start Record set
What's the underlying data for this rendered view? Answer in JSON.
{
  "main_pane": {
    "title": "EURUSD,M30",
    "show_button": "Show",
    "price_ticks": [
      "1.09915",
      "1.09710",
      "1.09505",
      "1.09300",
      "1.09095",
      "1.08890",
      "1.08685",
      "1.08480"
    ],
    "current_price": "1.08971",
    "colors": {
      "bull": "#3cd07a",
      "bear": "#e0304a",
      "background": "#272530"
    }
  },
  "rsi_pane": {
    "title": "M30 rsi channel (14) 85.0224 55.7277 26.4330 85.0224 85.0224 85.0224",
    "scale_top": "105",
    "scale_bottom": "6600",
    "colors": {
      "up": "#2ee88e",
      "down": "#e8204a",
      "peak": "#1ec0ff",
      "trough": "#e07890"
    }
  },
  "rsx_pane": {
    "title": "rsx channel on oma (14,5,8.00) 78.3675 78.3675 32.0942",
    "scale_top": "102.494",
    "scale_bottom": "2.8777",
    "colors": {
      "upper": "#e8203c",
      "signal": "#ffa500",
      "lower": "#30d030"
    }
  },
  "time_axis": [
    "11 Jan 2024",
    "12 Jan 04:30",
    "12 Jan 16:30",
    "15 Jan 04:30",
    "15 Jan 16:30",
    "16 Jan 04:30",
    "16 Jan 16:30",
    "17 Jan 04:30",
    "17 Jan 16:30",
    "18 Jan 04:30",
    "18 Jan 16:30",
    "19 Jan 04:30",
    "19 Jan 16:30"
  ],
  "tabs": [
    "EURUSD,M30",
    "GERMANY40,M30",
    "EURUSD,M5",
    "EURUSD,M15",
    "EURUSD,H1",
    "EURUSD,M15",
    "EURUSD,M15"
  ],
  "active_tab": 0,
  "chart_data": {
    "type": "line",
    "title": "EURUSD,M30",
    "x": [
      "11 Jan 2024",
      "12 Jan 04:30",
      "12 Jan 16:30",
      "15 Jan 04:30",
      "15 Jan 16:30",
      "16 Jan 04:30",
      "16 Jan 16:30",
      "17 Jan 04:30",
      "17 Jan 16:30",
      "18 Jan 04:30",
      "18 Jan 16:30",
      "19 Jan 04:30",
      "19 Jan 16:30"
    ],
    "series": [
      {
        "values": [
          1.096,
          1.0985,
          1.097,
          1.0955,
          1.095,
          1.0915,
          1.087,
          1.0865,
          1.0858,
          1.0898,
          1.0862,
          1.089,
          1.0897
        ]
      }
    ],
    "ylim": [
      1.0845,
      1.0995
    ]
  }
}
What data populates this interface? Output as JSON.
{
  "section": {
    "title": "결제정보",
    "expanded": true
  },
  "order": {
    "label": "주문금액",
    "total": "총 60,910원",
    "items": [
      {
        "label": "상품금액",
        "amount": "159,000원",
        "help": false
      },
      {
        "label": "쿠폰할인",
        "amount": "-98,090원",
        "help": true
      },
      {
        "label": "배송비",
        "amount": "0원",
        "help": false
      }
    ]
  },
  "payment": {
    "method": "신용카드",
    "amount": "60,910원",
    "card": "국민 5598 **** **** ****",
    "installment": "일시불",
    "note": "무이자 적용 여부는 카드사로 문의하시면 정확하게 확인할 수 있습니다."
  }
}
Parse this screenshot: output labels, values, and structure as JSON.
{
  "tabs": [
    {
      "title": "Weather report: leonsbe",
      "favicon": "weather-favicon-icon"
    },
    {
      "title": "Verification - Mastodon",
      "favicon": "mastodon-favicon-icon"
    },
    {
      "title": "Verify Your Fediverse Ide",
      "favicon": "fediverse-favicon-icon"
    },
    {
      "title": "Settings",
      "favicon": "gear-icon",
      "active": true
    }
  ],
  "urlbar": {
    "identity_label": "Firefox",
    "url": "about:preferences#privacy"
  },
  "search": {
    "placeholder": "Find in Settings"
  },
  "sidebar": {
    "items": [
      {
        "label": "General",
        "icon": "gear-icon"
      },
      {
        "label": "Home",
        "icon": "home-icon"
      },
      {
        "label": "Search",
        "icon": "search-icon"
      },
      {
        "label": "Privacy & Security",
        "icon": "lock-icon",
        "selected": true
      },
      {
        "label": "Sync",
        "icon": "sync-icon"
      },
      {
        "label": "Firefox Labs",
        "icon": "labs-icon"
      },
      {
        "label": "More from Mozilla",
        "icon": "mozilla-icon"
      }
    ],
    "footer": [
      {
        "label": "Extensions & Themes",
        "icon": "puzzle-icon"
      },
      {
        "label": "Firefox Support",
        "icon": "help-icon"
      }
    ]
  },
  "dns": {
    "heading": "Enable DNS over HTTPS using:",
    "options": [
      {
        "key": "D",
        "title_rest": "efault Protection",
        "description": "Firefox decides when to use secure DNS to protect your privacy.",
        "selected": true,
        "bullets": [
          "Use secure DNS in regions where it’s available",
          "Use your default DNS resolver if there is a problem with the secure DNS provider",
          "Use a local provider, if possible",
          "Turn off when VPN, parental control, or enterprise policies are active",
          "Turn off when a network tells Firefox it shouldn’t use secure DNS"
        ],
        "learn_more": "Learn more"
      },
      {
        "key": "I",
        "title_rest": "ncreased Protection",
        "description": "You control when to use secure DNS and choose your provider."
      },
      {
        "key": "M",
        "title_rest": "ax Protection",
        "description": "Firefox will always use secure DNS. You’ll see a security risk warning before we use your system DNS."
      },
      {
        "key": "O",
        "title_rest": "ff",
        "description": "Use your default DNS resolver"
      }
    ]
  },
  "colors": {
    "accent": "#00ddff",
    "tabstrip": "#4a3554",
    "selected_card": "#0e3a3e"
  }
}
end Record set
Exercise instructions:
Identify every line holding the word "help" and copy it out.

Exercise result:
        "help": false
        "help": true
        "help": false
        "icon": "help-icon"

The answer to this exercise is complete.